Document text =>
On the 35-acre Sheffield Olympic Legacy Park is the English Institute of Sport Sheffield (EISS), iceSheffield, Altitude, Don Valley Bowl, Sheffield Hallam University's Advanced Wellbeing Research Centre (AWRC), Oasis Academy Don Valley, UTC Sheffield Olympic Legacy Park campus, 3G pitch, Indoor Arena, Stadium, Hotel and park environment including 100m sprint track, Outdoor City Run Route cycle paths and green open spaces.

Since 2018, Sheffield Olympic Legacy Park has served as the home ground for the Sheffield Eagles Rugby League club.

In August 2020 the Don Valley Bowl hosted a drive-in cinema.

Facilities

Stadium

Advanced Wellbeing Research Centre
Sheffield Hallam University's Advanced Wellbeing Research Centre (AWRC).

Task to complete => Write out the passage about Sheffield Olympic Legacy Park word for word, between "Since 2018, Sheffield" and "a drive-in cinema.", inclusive.

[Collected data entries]
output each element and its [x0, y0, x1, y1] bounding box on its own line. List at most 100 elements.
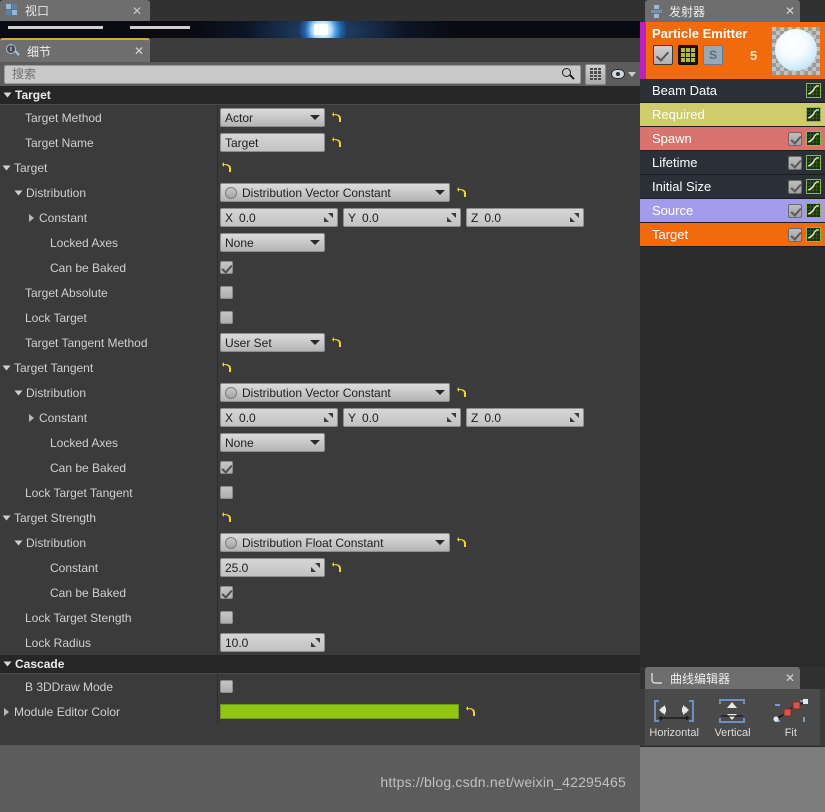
- revert-to-default-icon[interactable]: [455, 386, 468, 399]
- visibility-eye-icon[interactable]: [611, 69, 636, 79]
- search-box[interactable]: [4, 64, 581, 84]
- expand-arrow-icon[interactable]: [2, 515, 11, 520]
- revert-to-default-icon[interactable]: [455, 536, 468, 549]
- dropdown-target-method[interactable]: Actor: [220, 108, 325, 127]
- vector-field-z[interactable]: Z 0.0: [466, 208, 584, 227]
- emitter-module-row[interactable]: Source: [640, 199, 825, 223]
- emitter-header[interactable]: Particle Emitter S 5: [640, 22, 825, 79]
- emitter-module-row[interactable]: Required: [640, 103, 825, 127]
- revert-to-default-icon[interactable]: [330, 136, 343, 149]
- fit-horizontal-button[interactable]: Horizontal: [647, 696, 702, 739]
- number-field-constant[interactable]: 25.0: [220, 558, 325, 577]
- tab-emitter[interactable]: 发射器 ✕: [645, 0, 800, 22]
- fit-vertical-button[interactable]: Vertical: [705, 696, 760, 739]
- color-swatch-module-editor-color[interactable]: [220, 704, 459, 719]
- revert-to-default-icon[interactable]: [464, 705, 477, 718]
- module-curve-icon[interactable]: [806, 155, 821, 170]
- expand-arrow-icon[interactable]: [2, 365, 11, 370]
- emitter-module-row[interactable]: Initial Size: [640, 175, 825, 199]
- dropdown-distribution[interactable]: Distribution Float Constant: [220, 533, 450, 552]
- close-icon[interactable]: ✕: [130, 5, 144, 17]
- revert-to-default-icon[interactable]: [220, 361, 233, 374]
- module-enabled-checkbox[interactable]: [788, 131, 802, 146]
- checkbox-lock-target-stength[interactable]: [220, 611, 233, 624]
- checkbox-b-3ddraw-mode[interactable]: [220, 680, 233, 693]
- module-enabled-checkbox[interactable]: [788, 227, 802, 242]
- revert-to-default-icon[interactable]: [220, 161, 233, 174]
- revert-to-default-icon[interactable]: [330, 336, 343, 349]
- search-toolbar: [0, 62, 640, 86]
- vector-field-x[interactable]: X 0.0: [220, 408, 338, 427]
- expand-arrow-icon[interactable]: [14, 190, 23, 195]
- dropdown-locked-axes[interactable]: None: [220, 233, 325, 252]
- spinner-arrows-icon[interactable]: [311, 638, 320, 647]
- module-enabled-checkbox[interactable]: [788, 203, 802, 218]
- category-header-target[interactable]: Target: [0, 86, 640, 105]
- vector-field-y[interactable]: Y 0.0: [343, 208, 461, 227]
- spinner-arrows-icon[interactable]: [570, 213, 579, 222]
- tab-curve-editor[interactable]: 曲线编辑器 ✕: [645, 667, 800, 689]
- curve-editor-canvas[interactable]: [640, 746, 825, 812]
- module-enabled-checkbox[interactable]: [788, 179, 802, 194]
- spinner-arrows-icon[interactable]: [570, 413, 579, 422]
- spinner-arrows-icon[interactable]: [324, 413, 333, 422]
- tab-details[interactable]: i 细节 ✕: [0, 38, 150, 62]
- dropdown-distribution[interactable]: Distribution Vector Constant: [220, 183, 450, 202]
- spinner-arrows-icon[interactable]: [447, 413, 456, 422]
- module-curve-icon[interactable]: [806, 107, 821, 122]
- checkbox-can-be-baked[interactable]: [220, 586, 233, 599]
- expand-arrow-icon[interactable]: [14, 540, 23, 545]
- revert-to-default-icon[interactable]: [330, 111, 343, 124]
- emitter-solo-button[interactable]: S: [703, 45, 723, 65]
- close-icon[interactable]: ✕: [134, 44, 144, 58]
- spinner-arrows-icon[interactable]: [447, 213, 456, 222]
- chevron-down-icon: [310, 240, 320, 245]
- checkbox-can-be-baked[interactable]: [220, 461, 233, 474]
- number-field-lock-radius[interactable]: 10.0: [220, 633, 325, 652]
- expand-arrow-icon: [3, 661, 12, 667]
- text-field-target-name[interactable]: Target: [220, 133, 325, 152]
- collapse-arrow-icon[interactable]: [29, 213, 34, 222]
- details-empty-footer: https://blog.csdn.net/weixin_42295465: [0, 745, 640, 812]
- expand-arrow-icon[interactable]: [14, 390, 23, 395]
- emitter-enabled-checkbox[interactable]: [653, 45, 673, 65]
- emitter-module-row[interactable]: Spawn: [640, 127, 825, 151]
- vector-field-y[interactable]: Y 0.0: [343, 408, 461, 427]
- dropdown-distribution[interactable]: Distribution Vector Constant: [220, 383, 450, 402]
- checkbox-lock-target[interactable]: [220, 311, 233, 324]
- fit-all-button[interactable]: Fit: [763, 696, 818, 739]
- viewport-preview[interactable]: [0, 21, 640, 38]
- module-curve-icon[interactable]: [806, 179, 821, 194]
- checkbox-lock-target-tangent[interactable]: [220, 486, 233, 499]
- dropdown-locked-axes[interactable]: None: [220, 433, 325, 452]
- spinner-arrows-icon[interactable]: [324, 213, 333, 222]
- property-label: Target Name: [25, 135, 94, 150]
- vector-field-x[interactable]: X 0.0: [220, 208, 338, 227]
- checkbox-target-absolute[interactable]: [220, 286, 233, 299]
- module-curve-icon[interactable]: [806, 227, 821, 242]
- vector-field-z[interactable]: Z 0.0: [466, 408, 584, 427]
- module-curve-icon[interactable]: [806, 203, 821, 218]
- tab-viewport[interactable]: 视口 ✕: [0, 0, 150, 21]
- module-curve-icon[interactable]: [806, 131, 821, 146]
- collapse-arrow-icon[interactable]: [29, 413, 34, 422]
- spinner-arrows-icon[interactable]: [311, 563, 320, 572]
- module-enabled-checkbox[interactable]: [788, 155, 802, 170]
- search-input[interactable]: [10, 66, 562, 82]
- detail-mode-icon[interactable]: [678, 45, 698, 65]
- checkbox-can-be-baked[interactable]: [220, 261, 233, 274]
- emitter-module-row[interactable]: Target: [640, 223, 825, 247]
- dropdown-target-tangent-method[interactable]: User Set: [220, 333, 325, 352]
- close-icon[interactable]: ✕: [785, 4, 795, 18]
- revert-to-default-icon[interactable]: [455, 186, 468, 199]
- expand-arrow-icon[interactable]: [2, 165, 11, 170]
- module-curve-icon[interactable]: [806, 83, 821, 98]
- collapse-arrow-icon[interactable]: [4, 707, 9, 716]
- revert-to-default-icon[interactable]: [220, 511, 233, 524]
- revert-to-default-icon[interactable]: [330, 561, 343, 574]
- emitter-module-row[interactable]: Beam Data: [640, 79, 825, 103]
- close-icon[interactable]: ✕: [785, 671, 795, 685]
- grid-view-icon[interactable]: [585, 63, 606, 85]
- emitter-module-row[interactable]: Lifetime: [640, 151, 825, 175]
- category-header-cascade[interactable]: Cascade: [0, 655, 640, 674]
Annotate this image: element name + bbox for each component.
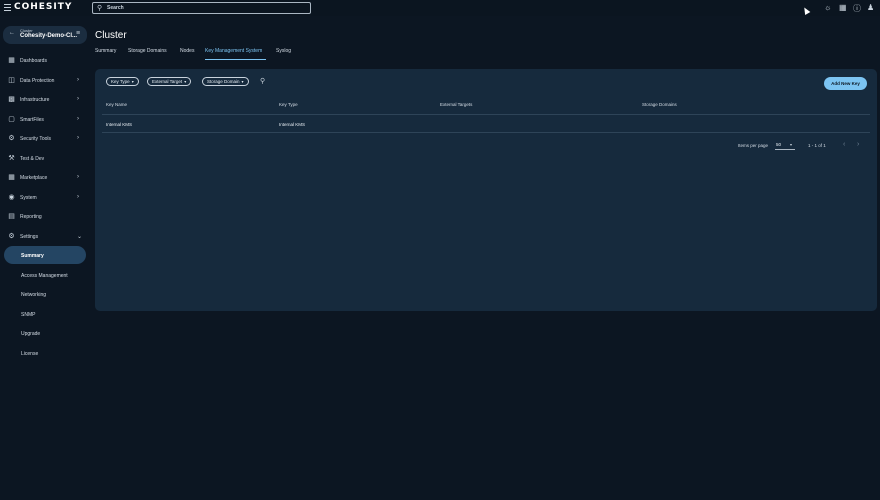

Output for this exercise =>
Since 2018, Sheffield Olympic Legacy Park has served as the home ground for the Sheffield Eagles Rugby League club.

In August 2020 the Don Valley Bowl hosted a drive-in cinema.